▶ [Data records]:
........

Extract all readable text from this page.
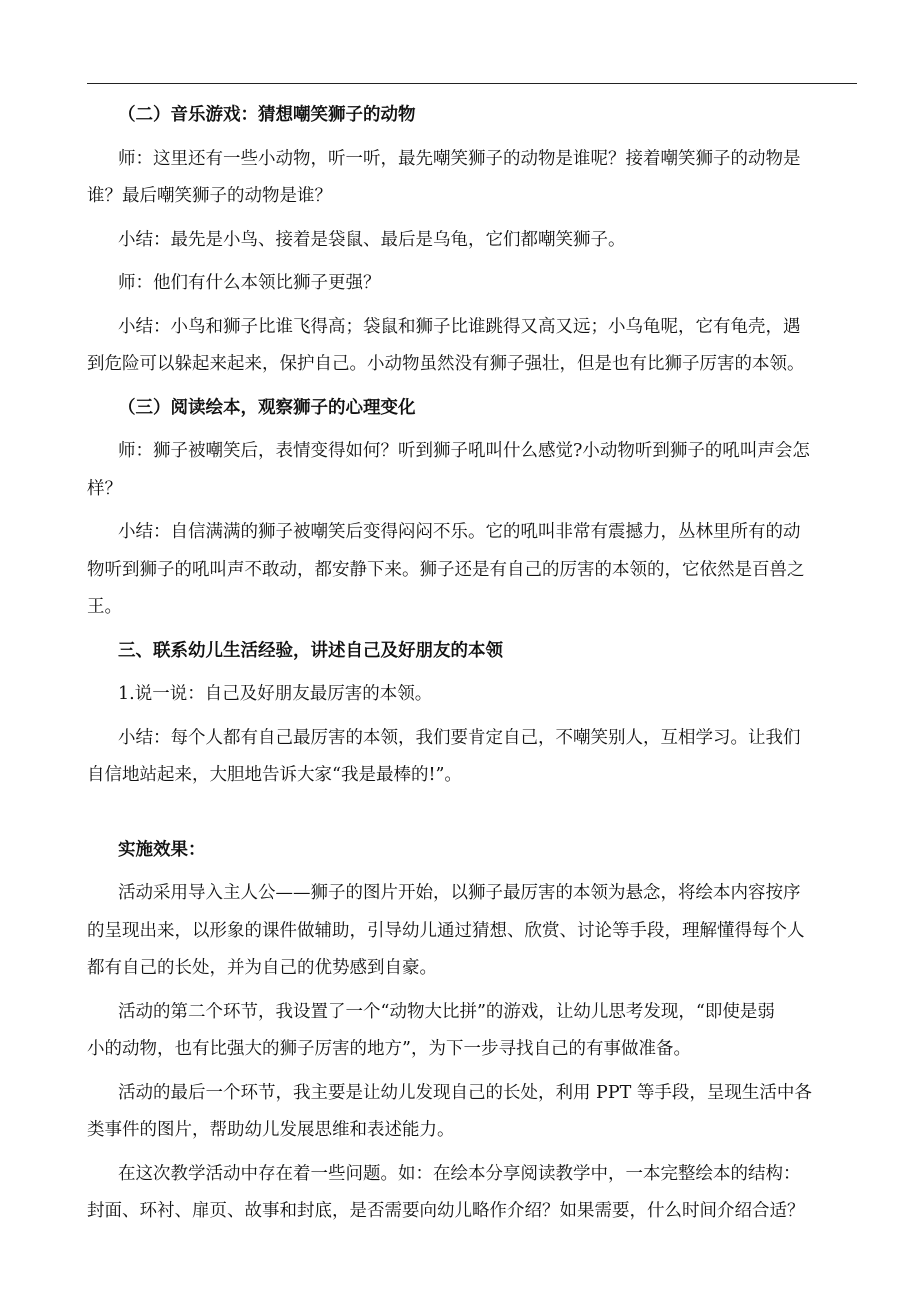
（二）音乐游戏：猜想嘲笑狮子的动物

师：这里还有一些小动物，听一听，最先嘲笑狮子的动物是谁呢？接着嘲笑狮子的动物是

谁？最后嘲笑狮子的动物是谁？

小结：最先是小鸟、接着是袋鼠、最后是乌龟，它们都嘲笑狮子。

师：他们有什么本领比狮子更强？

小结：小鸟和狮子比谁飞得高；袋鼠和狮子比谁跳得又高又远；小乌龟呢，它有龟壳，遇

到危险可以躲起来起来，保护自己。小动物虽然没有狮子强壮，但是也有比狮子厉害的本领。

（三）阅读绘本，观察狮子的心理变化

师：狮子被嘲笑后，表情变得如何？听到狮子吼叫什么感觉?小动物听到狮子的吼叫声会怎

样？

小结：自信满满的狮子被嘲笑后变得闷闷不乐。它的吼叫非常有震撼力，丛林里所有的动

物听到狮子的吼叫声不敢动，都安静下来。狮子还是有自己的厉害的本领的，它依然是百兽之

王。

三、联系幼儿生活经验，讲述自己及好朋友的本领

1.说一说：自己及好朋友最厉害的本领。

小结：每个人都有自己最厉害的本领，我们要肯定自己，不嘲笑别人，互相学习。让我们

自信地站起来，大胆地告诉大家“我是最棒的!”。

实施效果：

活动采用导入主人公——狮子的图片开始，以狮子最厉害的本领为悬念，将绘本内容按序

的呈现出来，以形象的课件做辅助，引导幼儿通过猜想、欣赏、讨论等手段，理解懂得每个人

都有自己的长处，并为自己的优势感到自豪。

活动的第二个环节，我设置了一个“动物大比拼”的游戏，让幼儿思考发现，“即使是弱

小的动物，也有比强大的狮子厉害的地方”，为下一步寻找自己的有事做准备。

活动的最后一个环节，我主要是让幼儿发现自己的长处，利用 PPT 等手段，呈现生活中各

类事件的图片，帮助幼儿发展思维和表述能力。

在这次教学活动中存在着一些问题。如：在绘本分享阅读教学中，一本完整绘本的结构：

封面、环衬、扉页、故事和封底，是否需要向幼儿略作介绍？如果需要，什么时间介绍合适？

........

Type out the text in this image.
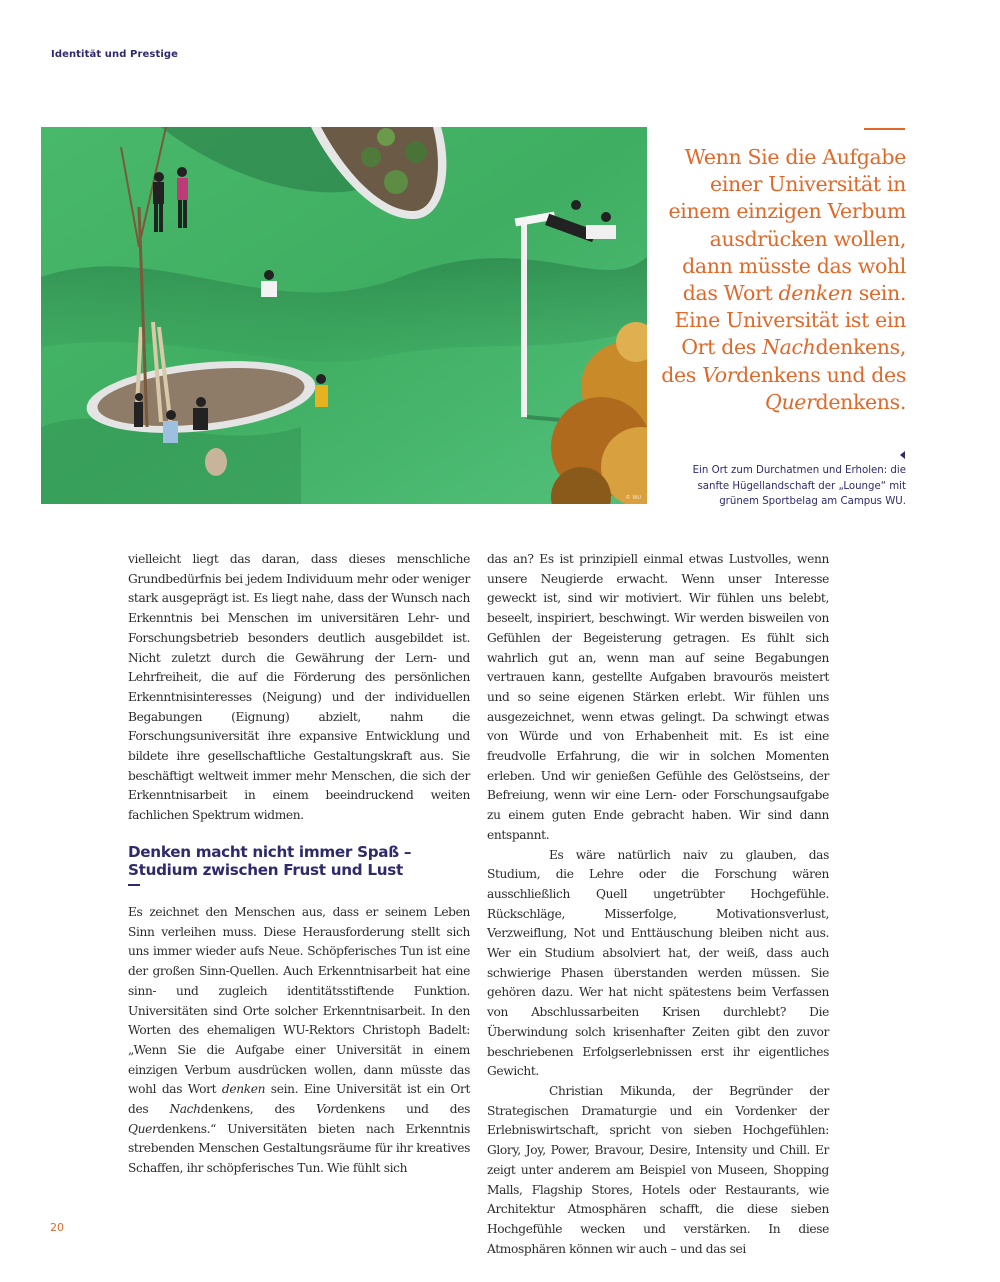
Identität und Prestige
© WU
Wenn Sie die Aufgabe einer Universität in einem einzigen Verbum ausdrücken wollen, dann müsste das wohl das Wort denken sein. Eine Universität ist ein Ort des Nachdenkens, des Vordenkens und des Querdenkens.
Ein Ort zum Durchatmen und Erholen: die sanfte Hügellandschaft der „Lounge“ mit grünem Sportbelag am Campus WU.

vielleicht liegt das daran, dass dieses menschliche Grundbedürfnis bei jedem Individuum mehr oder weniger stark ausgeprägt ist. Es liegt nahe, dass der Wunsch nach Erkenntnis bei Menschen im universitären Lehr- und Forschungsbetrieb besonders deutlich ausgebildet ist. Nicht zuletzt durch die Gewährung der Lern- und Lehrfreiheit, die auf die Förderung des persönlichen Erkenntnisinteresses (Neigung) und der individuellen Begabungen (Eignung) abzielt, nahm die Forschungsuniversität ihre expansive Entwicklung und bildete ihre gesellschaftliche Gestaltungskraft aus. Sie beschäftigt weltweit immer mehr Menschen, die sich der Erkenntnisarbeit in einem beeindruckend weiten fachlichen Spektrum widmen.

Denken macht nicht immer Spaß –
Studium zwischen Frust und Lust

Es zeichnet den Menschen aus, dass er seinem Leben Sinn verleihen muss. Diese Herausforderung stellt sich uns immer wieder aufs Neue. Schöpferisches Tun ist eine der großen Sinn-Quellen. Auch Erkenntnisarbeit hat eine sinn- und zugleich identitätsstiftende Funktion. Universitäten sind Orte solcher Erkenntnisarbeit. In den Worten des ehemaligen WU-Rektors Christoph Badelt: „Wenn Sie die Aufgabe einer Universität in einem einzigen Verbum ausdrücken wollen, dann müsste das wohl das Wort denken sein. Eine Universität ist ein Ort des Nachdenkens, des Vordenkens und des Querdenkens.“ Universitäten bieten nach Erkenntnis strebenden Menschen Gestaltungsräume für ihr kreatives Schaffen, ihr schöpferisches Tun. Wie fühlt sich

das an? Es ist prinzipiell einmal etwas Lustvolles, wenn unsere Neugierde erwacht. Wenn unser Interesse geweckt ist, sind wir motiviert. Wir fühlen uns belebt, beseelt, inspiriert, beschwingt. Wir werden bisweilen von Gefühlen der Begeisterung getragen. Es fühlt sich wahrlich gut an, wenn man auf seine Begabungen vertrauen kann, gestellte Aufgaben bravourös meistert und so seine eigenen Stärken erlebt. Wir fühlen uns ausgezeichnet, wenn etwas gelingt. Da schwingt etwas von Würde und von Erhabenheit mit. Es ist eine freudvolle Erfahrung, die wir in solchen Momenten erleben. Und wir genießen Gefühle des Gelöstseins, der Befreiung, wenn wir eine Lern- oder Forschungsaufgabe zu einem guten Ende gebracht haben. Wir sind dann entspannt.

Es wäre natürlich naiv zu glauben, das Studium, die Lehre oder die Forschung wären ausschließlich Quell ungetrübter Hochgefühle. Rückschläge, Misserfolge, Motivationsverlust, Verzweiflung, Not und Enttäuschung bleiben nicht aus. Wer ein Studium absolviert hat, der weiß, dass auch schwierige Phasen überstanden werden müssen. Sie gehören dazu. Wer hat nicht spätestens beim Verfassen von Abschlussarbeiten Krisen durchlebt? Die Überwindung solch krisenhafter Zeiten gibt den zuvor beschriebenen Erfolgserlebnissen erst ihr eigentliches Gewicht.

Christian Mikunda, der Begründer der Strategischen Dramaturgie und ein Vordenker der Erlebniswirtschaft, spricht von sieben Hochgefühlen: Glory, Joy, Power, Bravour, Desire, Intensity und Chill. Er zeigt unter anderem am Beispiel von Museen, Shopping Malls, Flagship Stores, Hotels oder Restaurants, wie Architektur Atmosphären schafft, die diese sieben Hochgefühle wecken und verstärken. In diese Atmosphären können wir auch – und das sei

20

........

▶ [Instructions for the task]: Copy each line holding the word "Begabungen" from the listing above.

▶ [The answer]:
vielleicht liegt das daran, dass dieses menschliche Grundbedürfnis bei jedem Individuum mehr oder weniger stark ausgeprägt ist. Es liegt nahe, dass der Wunsch nach Erkenntnis bei Menschen im universitären Lehr- und Forschungsbetrieb besonders deutlich ausgebildet ist. Nicht zuletzt durch die Gewährung der Lern- und Lehrfreiheit, die auf die Förderung des persönlichen Erkenntnisinteresses (Neigung) und der individuellen Begabungen (Eignung) abzielt, nahm die Forschungsuniversität ihre expansive Entwicklung und bildete ihre gesellschaftliche Gestaltungskraft aus. Sie beschäftigt weltweit immer mehr Menschen, die sich der Erkenntnisarbeit in einem beeindruckend weiten fachlichen Spektrum widmen.
das an? Es ist prinzipiell einmal etwas Lustvolles, wenn unsere Neugierde erwacht. Wenn unser Interesse geweckt ist, sind wir motiviert. Wir fühlen uns belebt, beseelt, inspiriert, beschwingt. Wir werden bisweilen von Gefühlen der Begeisterung getragen. Es fühlt sich wahrlich gut an, wenn man auf seine Begabungen vertrauen kann, gestellte Aufgaben bravourös meistert und so seine eigenen Stärken erlebt. Wir fühlen uns ausgezeichnet, wenn etwas gelingt. Da schwingt etwas von Würde und von Erhabenheit mit. Es ist eine freudvolle Erfahrung, die wir in solchen Momenten erleben. Und wir genießen Gefühle des Gelöstseins, der Befreiung, wenn wir eine Lern- oder Forschungsaufgabe zu einem guten Ende gebracht haben. Wir sind dann entspannt.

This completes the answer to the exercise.